Exercise task
Pull out every line with the word "Oxford" from the entries below.

--- Records for this exercise ---

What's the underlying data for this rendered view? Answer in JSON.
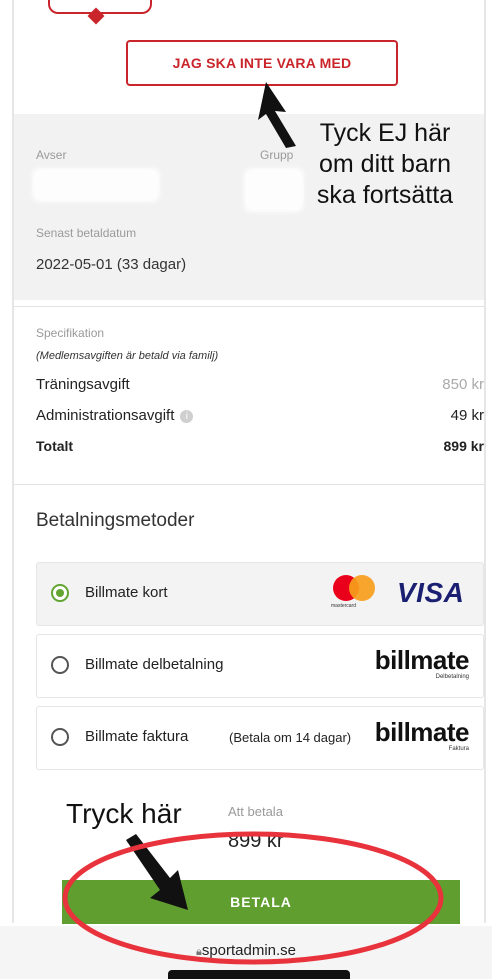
{
  "optout_button": {
    "label": "JAG SKA INTE VARA MED"
  },
  "annotations": {
    "top": [
      "Tyck EJ här",
      "om ditt barn",
      "ska fortsätta"
    ],
    "bottom": "Tryck här"
  },
  "member": {
    "avser_label": "Avser",
    "grupp_label": "Grupp",
    "senast_label": "Senast betaldatum",
    "senast_value": "2022-05-01 (33 dagar)"
  },
  "spec": {
    "label": "Specifikation",
    "note": "(Medlemsavgiften är betald via familj)",
    "rows": [
      {
        "name": "Träningsavgift",
        "amount": "850 kr"
      },
      {
        "name": "Administrationsavgift",
        "amount": "49 kr"
      }
    ],
    "total": {
      "name": "Totalt",
      "amount": "899 kr"
    }
  },
  "payment": {
    "title": "Betalningsmetoder",
    "methods": [
      {
        "label": "Billmate kort",
        "selected": true
      },
      {
        "label": "Billmate delbetalning",
        "selected": false,
        "logo": "billmate",
        "logo_sub": "Delbetalning"
      },
      {
        "label": "Billmate faktura",
        "note": "(Betala om 14 dagar)",
        "selected": false,
        "logo": "billmate",
        "logo_sub": "Faktura"
      }
    ],
    "card_logos": {
      "mastercard_text": "mastercard",
      "visa_text": "VISA"
    }
  },
  "att_betala": {
    "label": "Att betala",
    "value": "899 kr"
  },
  "pay_button": {
    "label": "BETALA"
  },
  "browser": {
    "url": "sportadmin.se"
  },
  "colors": {
    "brand_red": "#c9252b",
    "pay_green": "#5f9e2f",
    "radio_green": "#64a531",
    "annotation_ellipse": "#e8323c"
  }
}
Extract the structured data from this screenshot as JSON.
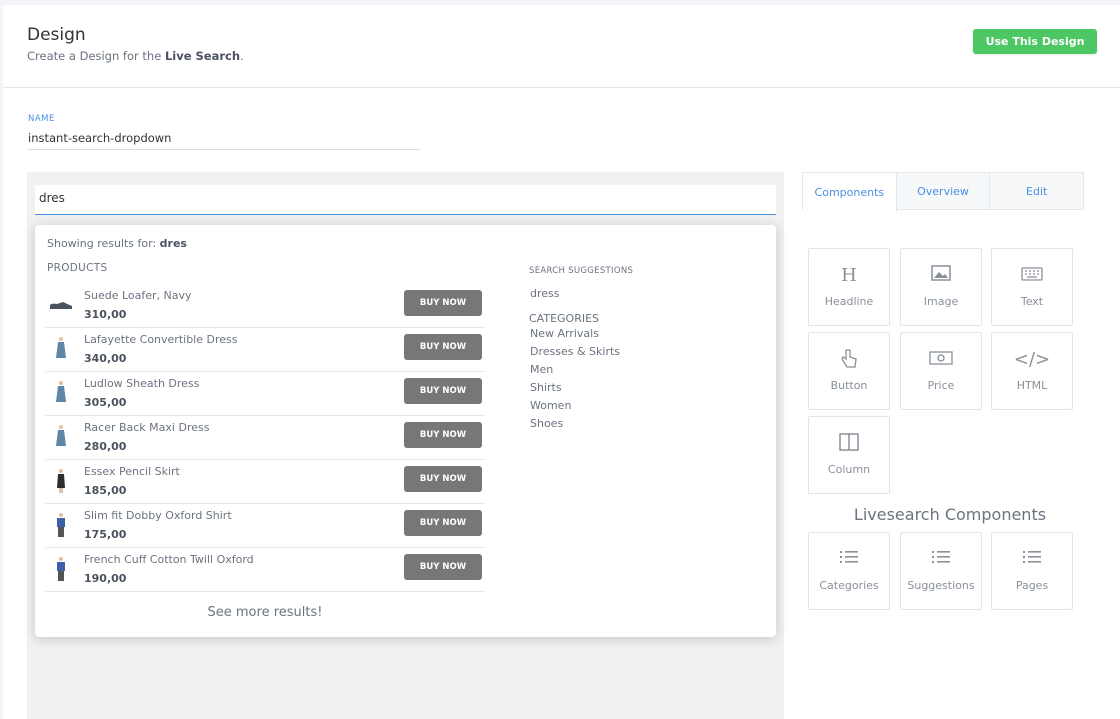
{
  "header": {
    "title": "Design",
    "subtitle_prefix": "Create a Design for the ",
    "subtitle_bold": "Live Search",
    "subtitle_suffix": ".",
    "use_button": "Use This Design"
  },
  "name_field": {
    "label": "NAME",
    "value": "instant-search-dropdown"
  },
  "search": {
    "value": "dres"
  },
  "dropdown": {
    "showing_prefix": "Showing results for: ",
    "showing_query": "dres",
    "products_label": "PRODUCTS",
    "buy_label": "BUY NOW",
    "products": [
      {
        "name": "Suede Loafer, Navy",
        "price": "310,00",
        "icon": "shoe-icon"
      },
      {
        "name": "Lafayette Convertible Dress",
        "price": "340,00",
        "icon": "dress-icon"
      },
      {
        "name": "Ludlow Sheath Dress",
        "price": "305,00",
        "icon": "dress-icon"
      },
      {
        "name": "Racer Back Maxi Dress",
        "price": "280,00",
        "icon": "dress-icon"
      },
      {
        "name": "Essex Pencil Skirt",
        "price": "185,00",
        "icon": "skirt-icon"
      },
      {
        "name": "Slim fit Dobby Oxford Shirt",
        "price": "175,00",
        "icon": "shirt-icon"
      },
      {
        "name": "French Cuff Cotton Twill Oxford",
        "price": "190,00",
        "icon": "shirt-icon"
      }
    ],
    "see_more": "See more results!",
    "suggestions_label": "SEARCH SUGGESTIONS",
    "suggestion": "dress",
    "categories_label": "CATEGORIES",
    "categories": [
      "New Arrivals",
      "Dresses & Skirts",
      "Men",
      "Shirts",
      "Women",
      "Shoes"
    ]
  },
  "tabs": [
    "Components",
    "Overview",
    "Edit"
  ],
  "components": [
    {
      "label": "Headline",
      "icon": "headline-icon"
    },
    {
      "label": "Image",
      "icon": "image-icon"
    },
    {
      "label": "Text",
      "icon": "keyboard-icon"
    },
    {
      "label": "Button",
      "icon": "pointer-icon"
    },
    {
      "label": "Price",
      "icon": "money-icon"
    },
    {
      "label": "HTML",
      "icon": "code-icon"
    },
    {
      "label": "Column",
      "icon": "column-icon"
    }
  ],
  "livesearch_title": "Livesearch Components",
  "livesearch_components": [
    {
      "label": "Categories",
      "icon": "list-icon"
    },
    {
      "label": "Suggestions",
      "icon": "list-icon"
    },
    {
      "label": "Pages",
      "icon": "list-icon"
    }
  ],
  "colors": {
    "accent": "#4a8fe0",
    "success": "#4cc763",
    "buy_button": "#777777"
  }
}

---

Problem solution
        "name": "Slim fit Dobby Oxford Shirt",
        "name": "French Cuff Cotton Twill Oxford",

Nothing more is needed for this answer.